- [What you should do] Would you transcribe the listing that follows, character for character, and omit its images?

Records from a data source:
=====
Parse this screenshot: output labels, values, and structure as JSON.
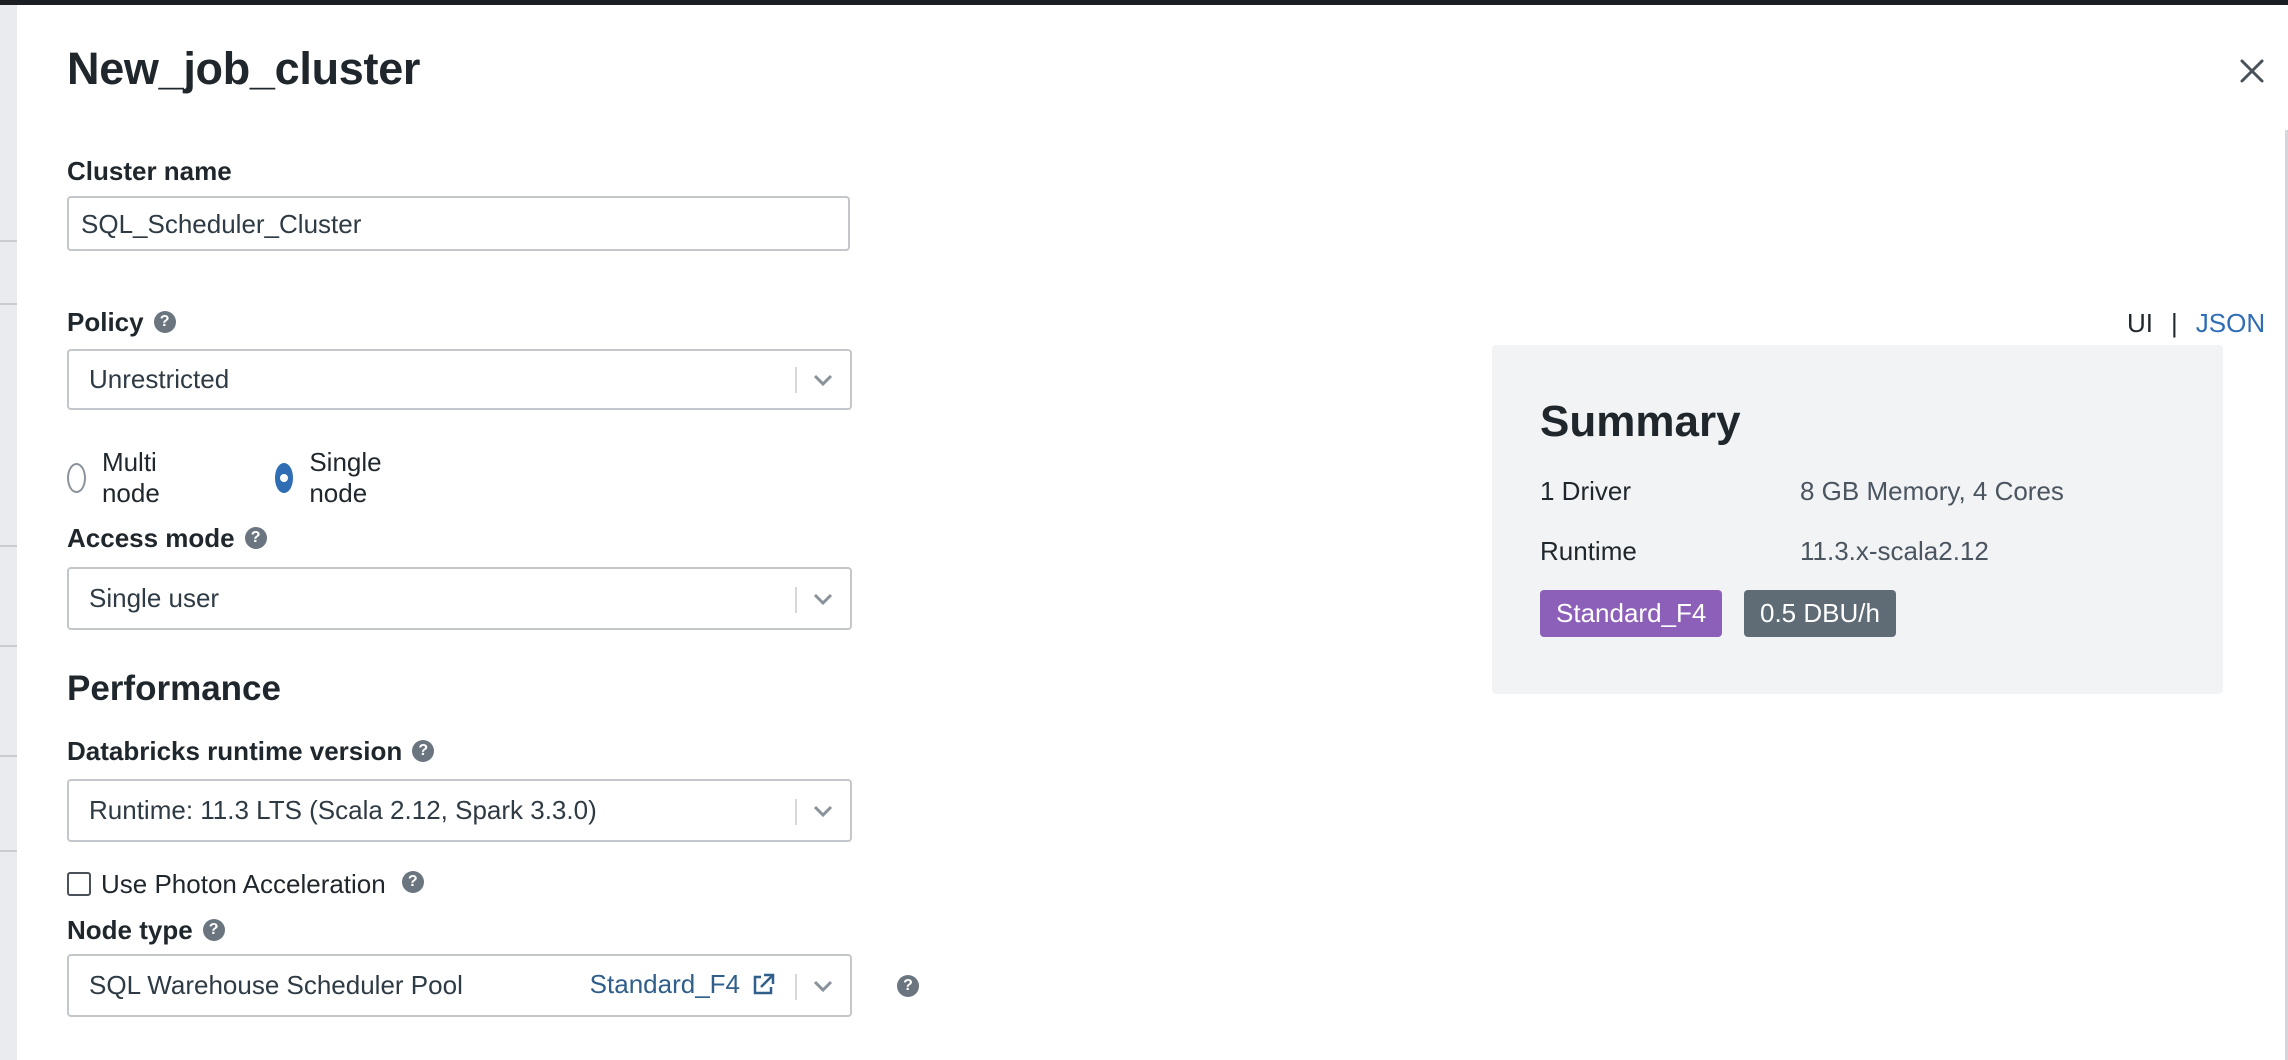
{
  "modal": {
    "title": "New_job_cluster"
  },
  "form": {
    "cluster_name_label": "Cluster name",
    "cluster_name_value": "SQL_Scheduler_Cluster",
    "policy_label": "Policy",
    "policy_value": "Unrestricted",
    "node_mode_options": [
      {
        "label": "Multi node",
        "selected": false
      },
      {
        "label": "Single node",
        "selected": true
      }
    ],
    "access_mode_label": "Access mode",
    "access_mode_value": "Single user",
    "performance_title": "Performance",
    "runtime_label": "Databricks runtime version",
    "runtime_value": "Runtime: 11.3 LTS (Scala 2.12, Spark 3.3.0)",
    "photon_label": "Use Photon Acceleration",
    "photon_checked": false,
    "node_type_label": "Node type",
    "node_type_value": "SQL Warehouse Scheduler Pool",
    "node_type_link": "Standard_F4"
  },
  "view_toggle": {
    "ui_label": "UI",
    "separator": "|",
    "json_label": "JSON"
  },
  "summary": {
    "title": "Summary",
    "rows": [
      {
        "label": "1 Driver",
        "value": "8 GB Memory, 4 Cores"
      },
      {
        "label": "Runtime",
        "value": "11.3.x-scala2.12"
      }
    ],
    "badges": [
      {
        "label": "Standard_F4",
        "color": "#8c5fb8"
      },
      {
        "label": "0.5 DBU/h",
        "color": "#5f6b75"
      }
    ]
  },
  "colors": {
    "accent": "#2f6db5",
    "link": "#2f5f8a",
    "help_icon": "#6b7580"
  },
  "icons": {
    "close": "close-icon",
    "help": "help-icon",
    "chevron": "chevron-down-icon",
    "external": "external-link-icon"
  }
}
=====
- [Result below]
Parse this screenshot: output labels, values, and structure as JSON.
{
  "modal": {
    "title": "New_job_cluster"
  },
  "form": {
    "cluster_name_label": "Cluster name",
    "cluster_name_value": "SQL_Scheduler_Cluster",
    "policy_label": "Policy",
    "policy_value": "Unrestricted",
    "node_mode_options": [
      {
        "label": "Multi node",
        "selected": false
      },
      {
        "label": "Single node",
        "selected": true
      }
    ],
    "access_mode_label": "Access mode",
    "access_mode_value": "Single user",
    "performance_title": "Performance",
    "runtime_label": "Databricks runtime version",
    "runtime_value": "Runtime: 11.3 LTS (Scala 2.12, Spark 3.3.0)",
    "photon_label": "Use Photon Acceleration",
    "photon_checked": false,
    "node_type_label": "Node type",
    "node_type_value": "SQL Warehouse Scheduler Pool",
    "node_type_link": "Standard_F4"
  },
  "view_toggle": {
    "ui_label": "UI",
    "separator": "|",
    "json_label": "JSON"
  },
  "summary": {
    "title": "Summary",
    "rows": [
      {
        "label": "1 Driver",
        "value": "8 GB Memory, 4 Cores"
      },
      {
        "label": "Runtime",
        "value": "11.3.x-scala2.12"
      }
    ],
    "badges": [
      {
        "label": "Standard_F4",
        "color": "#8c5fb8"
      },
      {
        "label": "0.5 DBU/h",
        "color": "#5f6b75"
      }
    ]
  },
  "colors": {
    "accent": "#2f6db5",
    "link": "#2f5f8a",
    "help_icon": "#6b7580"
  },
  "icons": {
    "close": "close-icon",
    "help": "help-icon",
    "chevron": "chevron-down-icon",
    "external": "external-link-icon"
  }
}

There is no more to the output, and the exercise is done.